↓

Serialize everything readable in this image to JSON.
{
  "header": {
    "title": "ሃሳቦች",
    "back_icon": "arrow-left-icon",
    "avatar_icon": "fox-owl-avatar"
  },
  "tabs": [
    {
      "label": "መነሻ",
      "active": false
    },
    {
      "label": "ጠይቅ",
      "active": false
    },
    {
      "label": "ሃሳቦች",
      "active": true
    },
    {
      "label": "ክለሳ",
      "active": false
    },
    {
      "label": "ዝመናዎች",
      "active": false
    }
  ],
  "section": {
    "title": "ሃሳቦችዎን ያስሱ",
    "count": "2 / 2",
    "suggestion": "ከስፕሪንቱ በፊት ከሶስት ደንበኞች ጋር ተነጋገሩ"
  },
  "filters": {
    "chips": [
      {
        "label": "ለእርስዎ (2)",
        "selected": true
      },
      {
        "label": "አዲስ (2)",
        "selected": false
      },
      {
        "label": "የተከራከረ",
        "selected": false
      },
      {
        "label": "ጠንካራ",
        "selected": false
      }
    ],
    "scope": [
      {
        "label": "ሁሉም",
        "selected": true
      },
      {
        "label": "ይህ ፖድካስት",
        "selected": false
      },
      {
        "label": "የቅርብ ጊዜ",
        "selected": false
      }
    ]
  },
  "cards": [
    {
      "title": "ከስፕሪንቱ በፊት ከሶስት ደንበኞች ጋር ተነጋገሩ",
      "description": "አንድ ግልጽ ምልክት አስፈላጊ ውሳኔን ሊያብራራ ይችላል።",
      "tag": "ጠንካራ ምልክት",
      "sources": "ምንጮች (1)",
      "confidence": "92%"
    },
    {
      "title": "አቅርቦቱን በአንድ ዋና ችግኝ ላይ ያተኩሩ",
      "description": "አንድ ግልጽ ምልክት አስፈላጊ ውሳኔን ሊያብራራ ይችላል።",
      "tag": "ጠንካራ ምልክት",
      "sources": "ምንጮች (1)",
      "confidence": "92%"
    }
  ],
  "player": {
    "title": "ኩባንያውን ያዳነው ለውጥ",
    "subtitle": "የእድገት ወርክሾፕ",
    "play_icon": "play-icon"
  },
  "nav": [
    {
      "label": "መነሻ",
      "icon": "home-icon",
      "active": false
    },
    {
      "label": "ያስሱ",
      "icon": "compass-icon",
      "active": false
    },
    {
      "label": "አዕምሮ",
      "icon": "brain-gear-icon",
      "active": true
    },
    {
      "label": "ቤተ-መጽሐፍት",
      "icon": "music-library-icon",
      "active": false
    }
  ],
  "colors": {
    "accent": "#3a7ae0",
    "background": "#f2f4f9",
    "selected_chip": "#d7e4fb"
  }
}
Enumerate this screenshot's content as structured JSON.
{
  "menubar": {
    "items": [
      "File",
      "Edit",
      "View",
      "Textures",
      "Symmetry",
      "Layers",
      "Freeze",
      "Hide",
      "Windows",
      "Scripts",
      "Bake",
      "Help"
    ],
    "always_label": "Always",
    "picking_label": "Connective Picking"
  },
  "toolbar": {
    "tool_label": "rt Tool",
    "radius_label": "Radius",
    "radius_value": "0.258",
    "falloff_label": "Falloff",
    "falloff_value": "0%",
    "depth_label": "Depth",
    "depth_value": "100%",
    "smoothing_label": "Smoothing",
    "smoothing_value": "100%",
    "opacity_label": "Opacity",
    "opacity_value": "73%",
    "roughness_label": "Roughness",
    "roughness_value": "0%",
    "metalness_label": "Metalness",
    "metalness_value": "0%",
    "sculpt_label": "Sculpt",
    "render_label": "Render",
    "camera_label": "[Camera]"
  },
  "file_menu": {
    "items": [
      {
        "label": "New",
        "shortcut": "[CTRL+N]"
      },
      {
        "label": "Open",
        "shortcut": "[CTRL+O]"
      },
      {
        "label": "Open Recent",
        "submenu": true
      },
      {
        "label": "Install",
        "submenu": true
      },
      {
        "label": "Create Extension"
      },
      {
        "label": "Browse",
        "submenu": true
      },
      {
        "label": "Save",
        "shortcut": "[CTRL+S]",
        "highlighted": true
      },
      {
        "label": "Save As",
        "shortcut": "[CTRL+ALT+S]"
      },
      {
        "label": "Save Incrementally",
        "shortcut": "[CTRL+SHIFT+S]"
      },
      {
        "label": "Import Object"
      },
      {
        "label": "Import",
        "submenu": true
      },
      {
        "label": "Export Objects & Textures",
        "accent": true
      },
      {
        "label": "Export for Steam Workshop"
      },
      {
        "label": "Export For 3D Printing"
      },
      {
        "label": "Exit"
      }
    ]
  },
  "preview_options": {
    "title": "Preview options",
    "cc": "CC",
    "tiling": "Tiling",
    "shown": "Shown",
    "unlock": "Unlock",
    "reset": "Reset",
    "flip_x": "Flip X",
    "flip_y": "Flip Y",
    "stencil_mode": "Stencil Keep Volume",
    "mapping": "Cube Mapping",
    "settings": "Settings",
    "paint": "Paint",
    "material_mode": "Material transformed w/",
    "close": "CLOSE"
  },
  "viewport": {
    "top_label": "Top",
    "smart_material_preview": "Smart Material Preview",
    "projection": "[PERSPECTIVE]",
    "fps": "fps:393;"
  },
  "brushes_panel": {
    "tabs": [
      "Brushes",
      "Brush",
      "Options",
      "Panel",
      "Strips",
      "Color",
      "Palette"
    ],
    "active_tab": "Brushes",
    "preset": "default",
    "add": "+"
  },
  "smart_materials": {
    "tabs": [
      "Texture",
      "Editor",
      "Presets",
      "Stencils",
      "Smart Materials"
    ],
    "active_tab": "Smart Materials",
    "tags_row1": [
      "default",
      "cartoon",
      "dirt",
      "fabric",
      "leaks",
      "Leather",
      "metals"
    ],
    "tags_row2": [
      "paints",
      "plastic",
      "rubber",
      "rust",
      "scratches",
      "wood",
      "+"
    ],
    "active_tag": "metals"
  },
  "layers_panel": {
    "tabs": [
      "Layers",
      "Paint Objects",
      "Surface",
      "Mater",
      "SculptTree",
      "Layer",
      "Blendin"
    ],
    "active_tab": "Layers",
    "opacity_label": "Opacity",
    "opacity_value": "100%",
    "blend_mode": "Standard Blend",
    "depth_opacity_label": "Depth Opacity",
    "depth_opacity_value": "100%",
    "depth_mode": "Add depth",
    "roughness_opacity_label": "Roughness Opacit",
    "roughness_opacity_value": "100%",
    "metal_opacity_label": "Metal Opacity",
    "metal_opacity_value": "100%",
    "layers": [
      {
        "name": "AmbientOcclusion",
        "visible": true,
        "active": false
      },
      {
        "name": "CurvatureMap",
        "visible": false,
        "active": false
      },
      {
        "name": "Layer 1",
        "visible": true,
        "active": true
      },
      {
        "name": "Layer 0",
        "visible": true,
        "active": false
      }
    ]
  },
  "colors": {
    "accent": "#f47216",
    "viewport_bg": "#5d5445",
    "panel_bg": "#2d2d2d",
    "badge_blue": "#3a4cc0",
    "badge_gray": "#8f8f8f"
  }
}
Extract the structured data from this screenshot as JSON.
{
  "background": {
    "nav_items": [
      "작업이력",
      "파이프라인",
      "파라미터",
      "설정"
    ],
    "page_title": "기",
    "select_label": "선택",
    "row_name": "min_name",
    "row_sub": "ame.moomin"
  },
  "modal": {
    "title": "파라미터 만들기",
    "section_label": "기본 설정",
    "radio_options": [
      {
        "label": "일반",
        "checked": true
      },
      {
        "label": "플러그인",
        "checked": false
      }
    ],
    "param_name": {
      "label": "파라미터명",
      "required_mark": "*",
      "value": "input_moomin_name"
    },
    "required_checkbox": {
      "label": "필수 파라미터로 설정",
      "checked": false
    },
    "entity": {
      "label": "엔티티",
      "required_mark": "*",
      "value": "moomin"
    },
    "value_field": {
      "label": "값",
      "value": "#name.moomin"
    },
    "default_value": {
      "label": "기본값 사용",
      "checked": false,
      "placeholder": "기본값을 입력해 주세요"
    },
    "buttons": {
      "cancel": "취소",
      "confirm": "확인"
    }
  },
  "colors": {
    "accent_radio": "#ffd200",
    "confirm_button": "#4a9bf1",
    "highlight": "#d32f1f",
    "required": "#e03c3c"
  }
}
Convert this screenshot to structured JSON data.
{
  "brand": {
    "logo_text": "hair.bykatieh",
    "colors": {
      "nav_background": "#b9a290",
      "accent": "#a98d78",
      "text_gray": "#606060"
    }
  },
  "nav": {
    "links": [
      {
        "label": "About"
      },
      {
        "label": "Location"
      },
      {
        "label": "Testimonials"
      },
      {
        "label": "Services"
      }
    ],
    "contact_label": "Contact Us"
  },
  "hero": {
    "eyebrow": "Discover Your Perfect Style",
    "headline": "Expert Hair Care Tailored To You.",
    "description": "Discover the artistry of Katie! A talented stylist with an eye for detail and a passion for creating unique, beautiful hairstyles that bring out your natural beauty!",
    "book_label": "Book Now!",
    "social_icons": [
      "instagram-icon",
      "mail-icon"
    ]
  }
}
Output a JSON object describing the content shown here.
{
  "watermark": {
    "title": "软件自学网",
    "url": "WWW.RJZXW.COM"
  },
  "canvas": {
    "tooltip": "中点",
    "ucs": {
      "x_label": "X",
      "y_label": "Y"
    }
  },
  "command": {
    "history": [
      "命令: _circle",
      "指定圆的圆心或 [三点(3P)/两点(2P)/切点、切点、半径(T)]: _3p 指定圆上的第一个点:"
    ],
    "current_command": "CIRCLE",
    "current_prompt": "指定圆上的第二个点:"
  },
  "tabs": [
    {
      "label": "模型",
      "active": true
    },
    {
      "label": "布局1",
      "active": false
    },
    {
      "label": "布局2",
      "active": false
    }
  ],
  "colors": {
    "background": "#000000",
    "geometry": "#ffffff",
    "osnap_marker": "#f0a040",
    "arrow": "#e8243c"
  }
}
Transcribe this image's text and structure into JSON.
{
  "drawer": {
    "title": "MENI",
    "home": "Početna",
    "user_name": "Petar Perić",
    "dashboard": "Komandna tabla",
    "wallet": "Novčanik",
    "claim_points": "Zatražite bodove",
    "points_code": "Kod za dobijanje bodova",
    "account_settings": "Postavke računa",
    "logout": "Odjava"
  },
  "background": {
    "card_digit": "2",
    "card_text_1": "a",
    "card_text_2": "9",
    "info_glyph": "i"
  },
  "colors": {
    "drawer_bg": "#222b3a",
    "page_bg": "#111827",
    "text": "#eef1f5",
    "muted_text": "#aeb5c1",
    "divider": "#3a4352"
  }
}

↑

§ **Given task**: Check each line above for the word "data" and copy the ones that have it.

§ **Task result**:
Extract the structured data from this screenshot as JSON.
Convert this screenshot to structured JSON data.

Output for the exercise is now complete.